(Stored entries)
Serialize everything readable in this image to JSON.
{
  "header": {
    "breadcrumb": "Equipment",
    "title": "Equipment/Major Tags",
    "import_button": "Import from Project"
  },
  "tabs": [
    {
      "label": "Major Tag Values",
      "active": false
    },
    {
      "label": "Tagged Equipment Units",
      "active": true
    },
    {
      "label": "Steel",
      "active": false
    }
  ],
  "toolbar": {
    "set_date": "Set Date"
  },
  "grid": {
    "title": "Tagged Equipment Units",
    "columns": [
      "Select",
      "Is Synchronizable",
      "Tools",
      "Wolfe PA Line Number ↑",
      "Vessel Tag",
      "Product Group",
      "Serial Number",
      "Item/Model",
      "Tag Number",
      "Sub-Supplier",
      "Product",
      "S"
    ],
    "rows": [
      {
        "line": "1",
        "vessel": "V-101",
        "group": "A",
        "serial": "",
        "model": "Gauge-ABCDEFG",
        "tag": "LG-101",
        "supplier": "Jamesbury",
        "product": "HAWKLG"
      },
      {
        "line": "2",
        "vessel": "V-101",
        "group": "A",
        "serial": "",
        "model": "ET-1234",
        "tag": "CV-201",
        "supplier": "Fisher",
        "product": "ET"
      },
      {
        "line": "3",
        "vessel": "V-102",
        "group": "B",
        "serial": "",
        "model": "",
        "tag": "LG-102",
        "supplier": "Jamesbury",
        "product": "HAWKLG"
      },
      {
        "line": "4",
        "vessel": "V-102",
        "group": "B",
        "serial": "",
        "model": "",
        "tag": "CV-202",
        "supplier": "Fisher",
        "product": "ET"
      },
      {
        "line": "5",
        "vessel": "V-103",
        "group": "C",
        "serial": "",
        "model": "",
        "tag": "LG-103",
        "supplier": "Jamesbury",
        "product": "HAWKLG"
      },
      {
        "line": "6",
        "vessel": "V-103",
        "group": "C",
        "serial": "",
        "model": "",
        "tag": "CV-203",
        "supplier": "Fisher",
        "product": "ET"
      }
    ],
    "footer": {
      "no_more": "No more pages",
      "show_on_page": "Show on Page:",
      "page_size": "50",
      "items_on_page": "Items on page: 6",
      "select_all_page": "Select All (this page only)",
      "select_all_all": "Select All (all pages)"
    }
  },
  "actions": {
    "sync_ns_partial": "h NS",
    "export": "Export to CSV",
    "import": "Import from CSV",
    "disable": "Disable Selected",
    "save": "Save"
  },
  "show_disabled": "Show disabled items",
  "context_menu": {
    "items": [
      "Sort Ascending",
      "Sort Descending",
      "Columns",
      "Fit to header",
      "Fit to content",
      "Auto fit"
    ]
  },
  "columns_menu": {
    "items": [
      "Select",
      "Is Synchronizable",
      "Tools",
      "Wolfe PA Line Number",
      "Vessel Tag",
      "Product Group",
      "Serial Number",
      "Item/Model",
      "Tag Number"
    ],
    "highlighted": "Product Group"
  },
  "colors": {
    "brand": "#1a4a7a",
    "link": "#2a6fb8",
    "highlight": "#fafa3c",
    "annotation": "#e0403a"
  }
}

**Instructions for the task**
Transcribe all of the material exactly. Omit nothing.

**Solution for this exercise**
Serialize everything readable in this image to JSON.
{
  "header": {
    "breadcrumb": "Equipment",
    "title": "Equipment/Major Tags",
    "import_button": "Import from Project"
  },
  "tabs": [
    {
      "label": "Major Tag Values",
      "active": false
    },
    {
      "label": "Tagged Equipment Units",
      "active": true
    },
    {
      "label": "Steel",
      "active": false
    }
  ],
  "toolbar": {
    "set_date": "Set Date"
  },
  "grid": {
    "title": "Tagged Equipment Units",
    "columns": [
      "Select",
      "Is Synchronizable",
      "Tools",
      "Wolfe PA Line Number ↑",
      "Vessel Tag",
      "Product Group",
      "Serial Number",
      "Item/Model",
      "Tag Number",
      "Sub-Supplier",
      "Product",
      "S"
    ],
    "rows": [
      {
        "line": "1",
        "vessel": "V-101",
        "group": "A",
        "serial": "",
        "model": "Gauge-ABCDEFG",
        "tag": "LG-101",
        "supplier": "Jamesbury",
        "product": "HAWKLG"
      },
      {
        "line": "2",
        "vessel": "V-101",
        "group": "A",
        "serial": "",
        "model": "ET-1234",
        "tag": "CV-201",
        "supplier": "Fisher",
        "product": "ET"
      },
      {
        "line": "3",
        "vessel": "V-102",
        "group": "B",
        "serial": "",
        "model": "",
        "tag": "LG-102",
        "supplier": "Jamesbury",
        "product": "HAWKLG"
      },
      {
        "line": "4",
        "vessel": "V-102",
        "group": "B",
        "serial": "",
        "model": "",
        "tag": "CV-202",
        "supplier": "Fisher",
        "product": "ET"
      },
      {
        "line": "5",
        "vessel": "V-103",
        "group": "C",
        "serial": "",
        "model": "",
        "tag": "LG-103",
        "supplier": "Jamesbury",
        "product": "HAWKLG"
      },
      {
        "line": "6",
        "vessel": "V-103",
        "group": "C",
        "serial": "",
        "model": "",
        "tag": "CV-203",
        "supplier": "Fisher",
        "product": "ET"
      }
    ],
    "footer": {
      "no_more": "No more pages",
      "show_on_page": "Show on Page:",
      "page_size": "50",
      "items_on_page": "Items on page: 6",
      "select_all_page": "Select All (this page only)",
      "select_all_all": "Select All (all pages)"
    }
  },
  "actions": {
    "sync_ns_partial": "h NS",
    "export": "Export to CSV",
    "import": "Import from CSV",
    "disable": "Disable Selected",
    "save": "Save"
  },
  "show_disabled": "Show disabled items",
  "context_menu": {
    "items": [
      "Sort Ascending",
      "Sort Descending",
      "Columns",
      "Fit to header",
      "Fit to content",
      "Auto fit"
    ]
  },
  "columns_menu": {
    "items": [
      "Select",
      "Is Synchronizable",
      "Tools",
      "Wolfe PA Line Number",
      "Vessel Tag",
      "Product Group",
      "Serial Number",
      "Item/Model",
      "Tag Number"
    ],
    "highlighted": "Product Group"
  },
  "colors": {
    "brand": "#1a4a7a",
    "link": "#2a6fb8",
    "highlight": "#fafa3c",
    "annotation": "#e0403a"
  }
}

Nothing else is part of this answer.